**本文**:
== == ==

ゲームマーケット2021秋にてピーナツデザインという名義で友人と二人でVICKEというボードゲームのルールの検討、デザイン、広報、量産、販売まで一貫して行いました。

本業の規模感と比べると1/10,000程度の取り組みでしたが、個人的に思うところがあったのでテキストで残そうと思います。

VICKEについて

2人用のボードゲームです。
友達とガヤガヤやるパーティゲームではなく、二人でゆっくりと遊ぶゲームになっています。

駒はジェスモナイトという樹脂で型取りし、ボードも帆布を縫って、シルクスクリーンとボードゲームといいつつも、ゲームの内容からは逸脱したところに力を込めたものとなってます。

遊び方などの詳細はゲームマーケットのページにたくさん書いたので割愛。

== == ==

**資料**:
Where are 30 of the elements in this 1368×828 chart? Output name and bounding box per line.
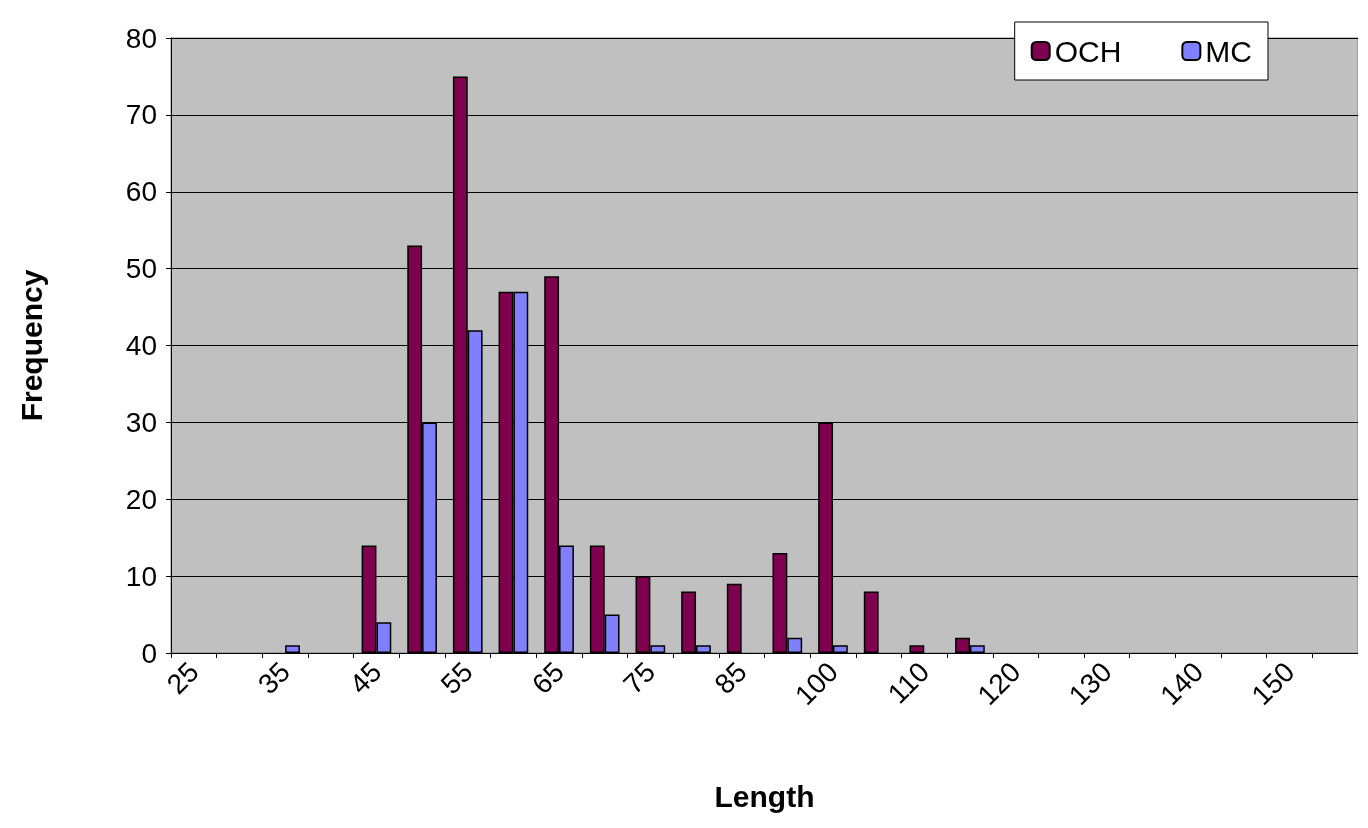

== == ==

**課題の目的**:
ボードゲーム「VICKE」の制作についての本文を、最後の一文に続けて書き進めてください。 資料は参照しなくても差し支えありません。

**課題への回答**:
なぜボードゲームを作ったか

私は家電メーカーのデザイナーとして生計をたてています。
家電製品のスペックや価格を考える企画の業務から始まり、いわゆる外観のデザインまで担当しています。

自分の携わった製品が市場に出るのですが、担当した製品が発売されたときには、どこか人ごとになっていると感じてました。

ものづくりの上流だけ関わっていてその先をあまり体験していない。

そのモヤモヤについて考えてみたくなり、作るところから届けるところまで手の届く範囲のものづくりに取り組んでみたいと思いました。

儲からなくても困らない自主制作なので、なるべく生活の役に立たない、今仕事でやってる家電製品からかけ離れたものにしたいと思い、ボードゲームが好きと言ってた大学の友人を誘ってゲーム作りを開始しました。

ルールの検討

2019年から開始して、当時新潟に住んでいたこともありリモートメインで、なんとなくルールを決めていきました。

この段階から、我々がイラストなどで他の製作者に勝ることはできないだろう、という考えがあり、プロダクトの作り込みを大事にしていく方針は決めていました。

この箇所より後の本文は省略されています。